-------- Records for this exercise

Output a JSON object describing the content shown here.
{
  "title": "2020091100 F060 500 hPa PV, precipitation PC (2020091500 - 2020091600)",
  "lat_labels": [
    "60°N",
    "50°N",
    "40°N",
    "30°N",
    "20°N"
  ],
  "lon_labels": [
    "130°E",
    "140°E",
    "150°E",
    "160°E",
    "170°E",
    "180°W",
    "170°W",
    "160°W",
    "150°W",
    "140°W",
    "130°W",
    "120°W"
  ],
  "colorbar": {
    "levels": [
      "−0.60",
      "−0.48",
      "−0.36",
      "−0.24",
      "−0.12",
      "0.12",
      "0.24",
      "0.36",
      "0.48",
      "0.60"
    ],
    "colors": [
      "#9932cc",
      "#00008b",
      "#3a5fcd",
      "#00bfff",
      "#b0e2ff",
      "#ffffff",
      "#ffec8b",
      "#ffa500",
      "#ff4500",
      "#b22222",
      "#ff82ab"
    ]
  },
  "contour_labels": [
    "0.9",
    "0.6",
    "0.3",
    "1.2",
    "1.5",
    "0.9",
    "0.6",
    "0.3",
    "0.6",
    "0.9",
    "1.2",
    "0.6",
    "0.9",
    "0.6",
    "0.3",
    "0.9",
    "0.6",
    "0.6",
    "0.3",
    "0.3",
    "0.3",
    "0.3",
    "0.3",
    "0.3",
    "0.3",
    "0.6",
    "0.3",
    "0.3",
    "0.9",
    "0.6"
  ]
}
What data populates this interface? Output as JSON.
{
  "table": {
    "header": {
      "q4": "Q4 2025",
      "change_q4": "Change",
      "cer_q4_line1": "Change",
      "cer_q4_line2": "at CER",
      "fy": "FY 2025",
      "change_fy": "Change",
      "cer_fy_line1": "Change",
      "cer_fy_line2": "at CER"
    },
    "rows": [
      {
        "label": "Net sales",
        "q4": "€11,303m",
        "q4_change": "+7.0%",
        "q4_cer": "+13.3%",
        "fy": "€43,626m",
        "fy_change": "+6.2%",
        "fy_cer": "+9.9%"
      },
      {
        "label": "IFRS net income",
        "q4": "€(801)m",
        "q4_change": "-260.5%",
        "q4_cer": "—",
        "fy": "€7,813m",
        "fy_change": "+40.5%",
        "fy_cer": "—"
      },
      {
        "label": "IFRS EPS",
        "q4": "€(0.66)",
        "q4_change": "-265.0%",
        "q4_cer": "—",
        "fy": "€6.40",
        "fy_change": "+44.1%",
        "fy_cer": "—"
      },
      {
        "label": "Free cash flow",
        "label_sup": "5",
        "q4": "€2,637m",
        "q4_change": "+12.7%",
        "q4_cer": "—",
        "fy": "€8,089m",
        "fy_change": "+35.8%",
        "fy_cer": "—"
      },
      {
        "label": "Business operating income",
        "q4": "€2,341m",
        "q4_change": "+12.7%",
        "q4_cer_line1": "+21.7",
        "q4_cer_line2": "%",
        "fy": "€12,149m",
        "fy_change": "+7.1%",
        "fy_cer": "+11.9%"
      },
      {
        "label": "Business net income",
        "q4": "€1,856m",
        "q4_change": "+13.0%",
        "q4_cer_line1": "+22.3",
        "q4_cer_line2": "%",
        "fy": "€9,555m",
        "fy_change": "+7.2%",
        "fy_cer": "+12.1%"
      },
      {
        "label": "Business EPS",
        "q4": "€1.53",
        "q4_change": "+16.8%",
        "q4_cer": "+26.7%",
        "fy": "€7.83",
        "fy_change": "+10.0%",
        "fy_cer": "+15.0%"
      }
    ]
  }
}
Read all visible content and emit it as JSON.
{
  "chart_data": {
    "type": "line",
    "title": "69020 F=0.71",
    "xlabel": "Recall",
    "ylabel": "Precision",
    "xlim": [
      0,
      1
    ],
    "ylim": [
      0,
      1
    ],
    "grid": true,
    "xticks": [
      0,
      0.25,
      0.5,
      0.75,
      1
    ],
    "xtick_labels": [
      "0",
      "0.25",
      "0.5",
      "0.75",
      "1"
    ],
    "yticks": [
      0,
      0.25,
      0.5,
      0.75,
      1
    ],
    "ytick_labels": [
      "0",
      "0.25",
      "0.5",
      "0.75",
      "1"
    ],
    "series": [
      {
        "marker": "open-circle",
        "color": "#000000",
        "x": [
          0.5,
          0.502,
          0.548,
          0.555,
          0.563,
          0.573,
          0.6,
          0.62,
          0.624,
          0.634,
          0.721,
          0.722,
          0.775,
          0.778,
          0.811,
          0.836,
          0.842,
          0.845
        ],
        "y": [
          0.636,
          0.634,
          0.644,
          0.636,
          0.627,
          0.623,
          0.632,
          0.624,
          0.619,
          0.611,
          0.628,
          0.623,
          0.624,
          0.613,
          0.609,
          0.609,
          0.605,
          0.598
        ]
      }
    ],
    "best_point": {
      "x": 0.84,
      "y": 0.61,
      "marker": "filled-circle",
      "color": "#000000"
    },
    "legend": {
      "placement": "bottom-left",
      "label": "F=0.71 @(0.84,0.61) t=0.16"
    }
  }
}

----------------

Word for word, write out the data.

• Output of the task:
Output a JSON object describing the content shown here.
{
  "title": "2020091100 F060 500 hPa PV, precipitation PC (2020091500 - 2020091600)",
  "lat_labels": [
    "60°N",
    "50°N",
    "40°N",
    "30°N",
    "20°N"
  ],
  "lon_labels": [
    "130°E",
    "140°E",
    "150°E",
    "160°E",
    "170°E",
    "180°W",
    "170°W",
    "160°W",
    "150°W",
    "140°W",
    "130°W",
    "120°W"
  ],
  "colorbar": {
    "levels": [
      "−0.60",
      "−0.48",
      "−0.36",
      "−0.24",
      "−0.12",
      "0.12",
      "0.24",
      "0.36",
      "0.48",
      "0.60"
    ],
    "colors": [
      "#9932cc",
      "#00008b",
      "#3a5fcd",
      "#00bfff",
      "#b0e2ff",
      "#ffffff",
      "#ffec8b",
      "#ffa500",
      "#ff4500",
      "#b22222",
      "#ff82ab"
    ]
  },
  "contour_labels": [
    "0.9",
    "0.6",
    "0.3",
    "1.2",
    "1.5",
    "0.9",
    "0.6",
    "0.3",
    "0.6",
    "0.9",
    "1.2",
    "0.6",
    "0.9",
    "0.6",
    "0.3",
    "0.9",
    "0.6",
    "0.6",
    "0.3",
    "0.3",
    "0.3",
    "0.3",
    "0.3",
    "0.3",
    "0.3",
    "0.6",
    "0.3",
    "0.3",
    "0.9",
    "0.6"
  ]
}
What data populates this interface? Output as JSON.
{
  "table": {
    "header": {
      "q4": "Q4 2025",
      "change_q4": "Change",
      "cer_q4_line1": "Change",
      "cer_q4_line2": "at CER",
      "fy": "FY 2025",
      "change_fy": "Change",
      "cer_fy_line1": "Change",
      "cer_fy_line2": "at CER"
    },
    "rows": [
      {
        "label": "Net sales",
        "q4": "€11,303m",
        "q4_change": "+7.0%",
        "q4_cer": "+13.3%",
        "fy": "€43,626m",
        "fy_change": "+6.2%",
        "fy_cer": "+9.9%"
      },
      {
        "label": "IFRS net income",
        "q4": "€(801)m",
        "q4_change": "-260.5%",
        "q4_cer": "—",
        "fy": "€7,813m",
        "fy_change": "+40.5%",
        "fy_cer": "—"
      },
      {
        "label": "IFRS EPS",
        "q4": "€(0.66)",
        "q4_change": "-265.0%",
        "q4_cer": "—",
        "fy": "€6.40",
        "fy_change": "+44.1%",
        "fy_cer": "—"
      },
      {
        "label": "Free cash flow",
        "label_sup": "5",
        "q4": "€2,637m",
        "q4_change": "+12.7%",
        "q4_cer": "—",
        "fy": "€8,089m",
        "fy_change": "+35.8%",
        "fy_cer": "—"
      },
      {
        "label": "Business operating income",
        "q4": "€2,341m",
        "q4_change": "+12.7%",
        "q4_cer_line1": "+21.7",
        "q4_cer_line2": "%",
        "fy": "€12,149m",
        "fy_change": "+7.1%",
        "fy_cer": "+11.9%"
      },
      {
        "label": "Business net income",
        "q4": "€1,856m",
        "q4_change": "+13.0%",
        "q4_cer_line1": "+22.3",
        "q4_cer_line2": "%",
        "fy": "€9,555m",
        "fy_change": "+7.2%",
        "fy_cer": "+12.1%"
      },
      {
        "label": "Business EPS",
        "q4": "€1.53",
        "q4_change": "+16.8%",
        "q4_cer": "+26.7%",
        "fy": "€7.83",
        "fy_change": "+10.0%",
        "fy_cer": "+15.0%"
      }
    ]
  }
}
Read all visible content and emit it as JSON.
{
  "chart_data": {
    "type": "line",
    "title": "69020 F=0.71",
    "xlabel": "Recall",
    "ylabel": "Precision",
    "xlim": [
      0,
      1
    ],
    "ylim": [
      0,
      1
    ],
    "grid": true,
    "xticks": [
      0,
      0.25,
      0.5,
      0.75,
      1
    ],
    "xtick_labels": [
      "0",
      "0.25",
      "0.5",
      "0.75",
      "1"
    ],
    "yticks": [
      0,
      0.25,
      0.5,
      0.75,
      1
    ],
    "ytick_labels": [
      "0",
      "0.25",
      "0.5",
      "0.75",
      "1"
    ],
    "series": [
      {
        "marker": "open-circle",
        "color": "#000000",
        "x": [
          0.5,
          0.502,
          0.548,
          0.555,
          0.563,
          0.573,
          0.6,
          0.62,
          0.624,
          0.634,
          0.721,
          0.722,
          0.775,
          0.778,
          0.811,
          0.836,
          0.842,
          0.845
        ],
        "y": [
          0.636,
          0.634,
          0.644,
          0.636,
          0.627,
          0.623,
          0.632,
          0.624,
          0.619,
          0.611,
          0.628,
          0.623,
          0.624,
          0.613,
          0.609,
          0.609,
          0.605,
          0.598
        ]
      }
    ],
    "best_point": {
      "x": 0.84,
      "y": 0.61,
      "marker": "filled-circle",
      "color": "#000000"
    },
    "legend": {
      "placement": "bottom-left",
      "label": "F=0.71 @(0.84,0.61) t=0.16"
    }
  }
}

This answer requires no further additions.